[Your goal]: In the listing below, locate the lines that hold "cromato" and copy them.

[Records from a collection]

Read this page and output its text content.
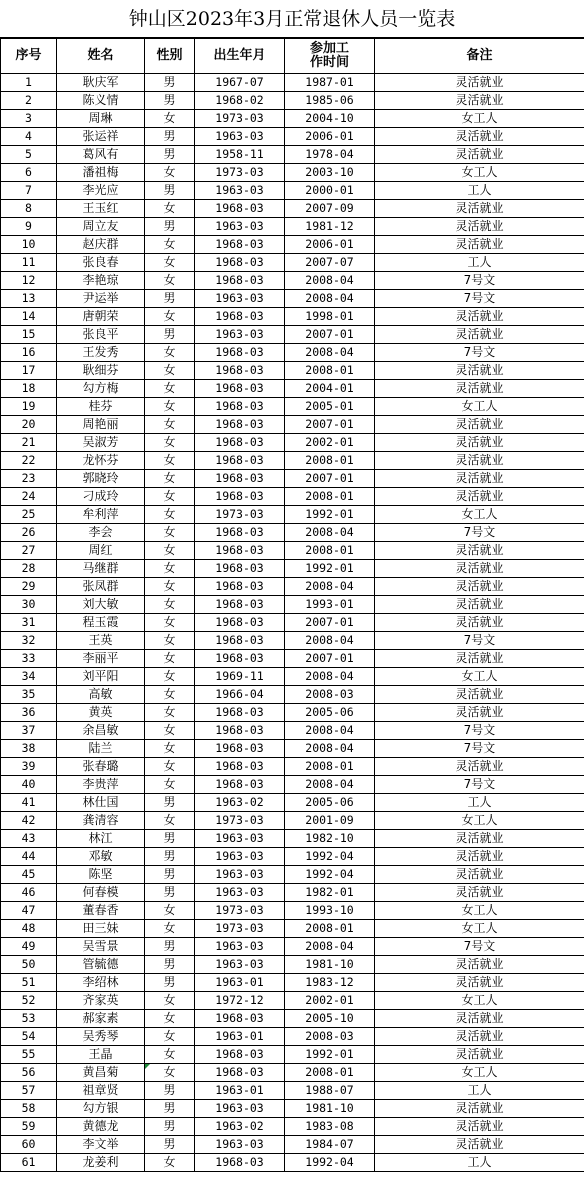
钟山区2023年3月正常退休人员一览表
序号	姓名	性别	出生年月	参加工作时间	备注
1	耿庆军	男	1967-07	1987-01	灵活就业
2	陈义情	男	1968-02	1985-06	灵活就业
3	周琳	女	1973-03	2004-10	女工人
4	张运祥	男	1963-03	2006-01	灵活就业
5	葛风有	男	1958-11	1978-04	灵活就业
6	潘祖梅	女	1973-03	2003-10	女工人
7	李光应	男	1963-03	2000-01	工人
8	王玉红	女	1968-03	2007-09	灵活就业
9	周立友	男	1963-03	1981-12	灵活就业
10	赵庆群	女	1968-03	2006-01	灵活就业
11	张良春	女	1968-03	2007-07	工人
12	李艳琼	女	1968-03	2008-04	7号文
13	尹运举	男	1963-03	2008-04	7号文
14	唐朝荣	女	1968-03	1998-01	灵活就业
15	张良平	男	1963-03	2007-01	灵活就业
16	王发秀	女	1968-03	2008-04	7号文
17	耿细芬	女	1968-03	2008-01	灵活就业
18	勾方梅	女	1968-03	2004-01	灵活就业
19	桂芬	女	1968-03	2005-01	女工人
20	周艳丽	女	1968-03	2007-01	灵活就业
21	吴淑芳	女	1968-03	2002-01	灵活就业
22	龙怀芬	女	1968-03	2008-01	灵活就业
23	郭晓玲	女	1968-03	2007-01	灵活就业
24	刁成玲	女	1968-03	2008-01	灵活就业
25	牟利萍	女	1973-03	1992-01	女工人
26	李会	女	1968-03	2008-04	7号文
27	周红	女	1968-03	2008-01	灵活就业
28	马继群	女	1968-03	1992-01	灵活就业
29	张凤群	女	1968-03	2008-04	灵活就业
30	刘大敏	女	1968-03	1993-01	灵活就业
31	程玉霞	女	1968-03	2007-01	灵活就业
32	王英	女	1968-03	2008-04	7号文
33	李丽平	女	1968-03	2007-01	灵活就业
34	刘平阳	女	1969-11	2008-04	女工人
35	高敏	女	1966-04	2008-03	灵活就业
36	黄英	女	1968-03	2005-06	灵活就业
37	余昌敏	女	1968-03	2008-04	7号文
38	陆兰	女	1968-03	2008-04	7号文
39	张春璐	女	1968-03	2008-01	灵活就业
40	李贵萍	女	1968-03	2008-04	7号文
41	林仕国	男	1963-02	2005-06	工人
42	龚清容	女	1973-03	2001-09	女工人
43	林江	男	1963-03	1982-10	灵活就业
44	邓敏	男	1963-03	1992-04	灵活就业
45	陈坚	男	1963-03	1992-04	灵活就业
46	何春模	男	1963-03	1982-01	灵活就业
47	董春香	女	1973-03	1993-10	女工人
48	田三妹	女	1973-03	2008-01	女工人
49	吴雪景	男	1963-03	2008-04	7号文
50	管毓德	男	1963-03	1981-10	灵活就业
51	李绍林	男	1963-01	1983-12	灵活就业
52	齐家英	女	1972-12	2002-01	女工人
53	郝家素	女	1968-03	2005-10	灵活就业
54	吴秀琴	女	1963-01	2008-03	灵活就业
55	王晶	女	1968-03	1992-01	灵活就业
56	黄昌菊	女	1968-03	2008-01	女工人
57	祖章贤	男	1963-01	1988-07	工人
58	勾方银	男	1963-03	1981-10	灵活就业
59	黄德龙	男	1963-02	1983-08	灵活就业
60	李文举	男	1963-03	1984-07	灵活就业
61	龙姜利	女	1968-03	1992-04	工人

==

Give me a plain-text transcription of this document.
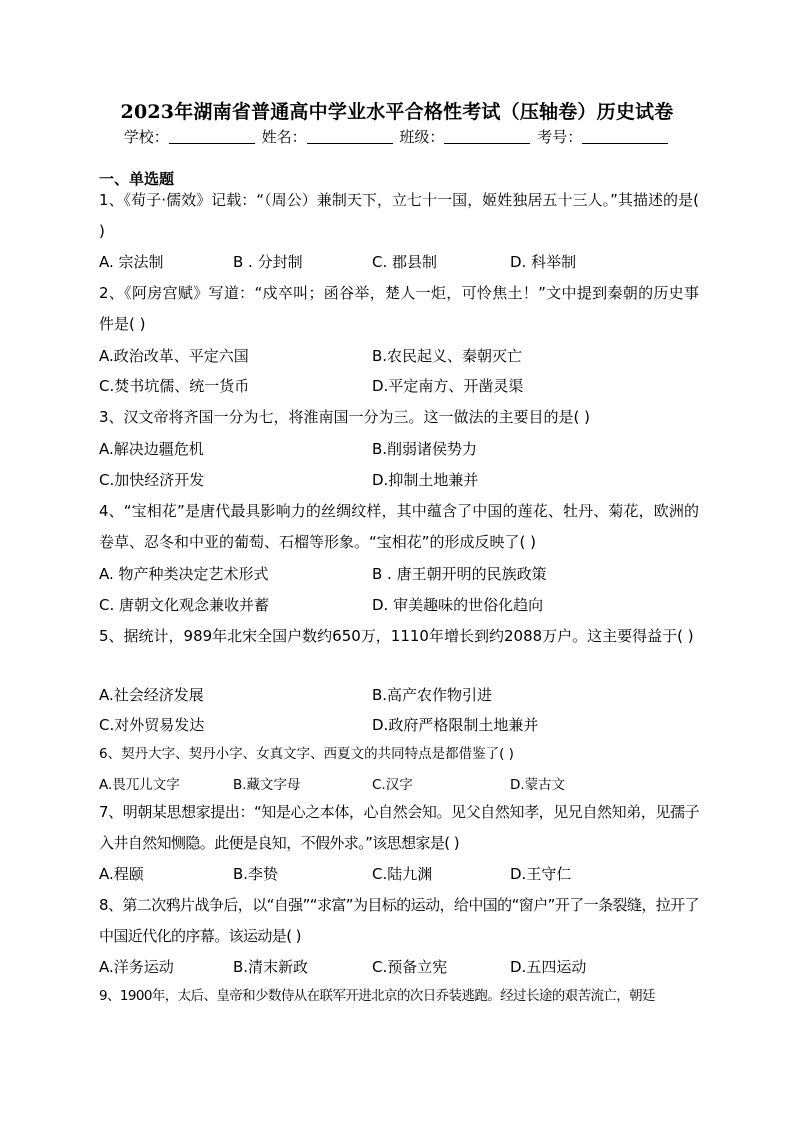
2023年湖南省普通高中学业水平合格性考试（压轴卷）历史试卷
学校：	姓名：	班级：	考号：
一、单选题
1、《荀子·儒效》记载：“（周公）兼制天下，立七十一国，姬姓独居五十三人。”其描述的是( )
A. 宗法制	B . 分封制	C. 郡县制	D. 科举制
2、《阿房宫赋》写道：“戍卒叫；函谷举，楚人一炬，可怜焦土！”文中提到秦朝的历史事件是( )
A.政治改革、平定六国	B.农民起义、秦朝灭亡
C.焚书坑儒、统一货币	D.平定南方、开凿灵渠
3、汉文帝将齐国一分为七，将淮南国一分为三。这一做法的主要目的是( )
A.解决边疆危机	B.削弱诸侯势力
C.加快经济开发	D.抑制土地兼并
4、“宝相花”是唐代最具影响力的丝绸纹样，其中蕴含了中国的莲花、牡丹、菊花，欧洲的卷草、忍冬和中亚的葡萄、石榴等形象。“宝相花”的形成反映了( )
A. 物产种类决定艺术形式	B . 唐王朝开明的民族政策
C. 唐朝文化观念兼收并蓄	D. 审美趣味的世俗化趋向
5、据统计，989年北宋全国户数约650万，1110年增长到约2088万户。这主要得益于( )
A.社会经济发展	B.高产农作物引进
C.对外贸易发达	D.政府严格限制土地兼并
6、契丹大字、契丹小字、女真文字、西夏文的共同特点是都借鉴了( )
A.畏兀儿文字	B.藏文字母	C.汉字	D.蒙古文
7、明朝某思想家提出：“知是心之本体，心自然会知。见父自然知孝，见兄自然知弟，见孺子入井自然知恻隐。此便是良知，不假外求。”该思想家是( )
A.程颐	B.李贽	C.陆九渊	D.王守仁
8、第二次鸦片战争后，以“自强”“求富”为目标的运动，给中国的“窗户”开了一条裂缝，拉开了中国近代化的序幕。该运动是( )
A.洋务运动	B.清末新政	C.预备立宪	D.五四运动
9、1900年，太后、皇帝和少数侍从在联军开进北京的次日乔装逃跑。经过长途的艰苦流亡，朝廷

* * *

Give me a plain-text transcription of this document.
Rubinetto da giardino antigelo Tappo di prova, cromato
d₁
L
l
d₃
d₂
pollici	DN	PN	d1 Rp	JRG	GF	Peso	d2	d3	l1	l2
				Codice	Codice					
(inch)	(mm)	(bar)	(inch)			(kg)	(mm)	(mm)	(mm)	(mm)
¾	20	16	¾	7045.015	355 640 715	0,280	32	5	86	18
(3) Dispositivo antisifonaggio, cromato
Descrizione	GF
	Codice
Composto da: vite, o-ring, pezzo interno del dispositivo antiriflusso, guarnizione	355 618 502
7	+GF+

[The result]:
Rubinetto da giardino antigelo Tappo di prova, cromato
(3) Dispositivo antisifonaggio, cromato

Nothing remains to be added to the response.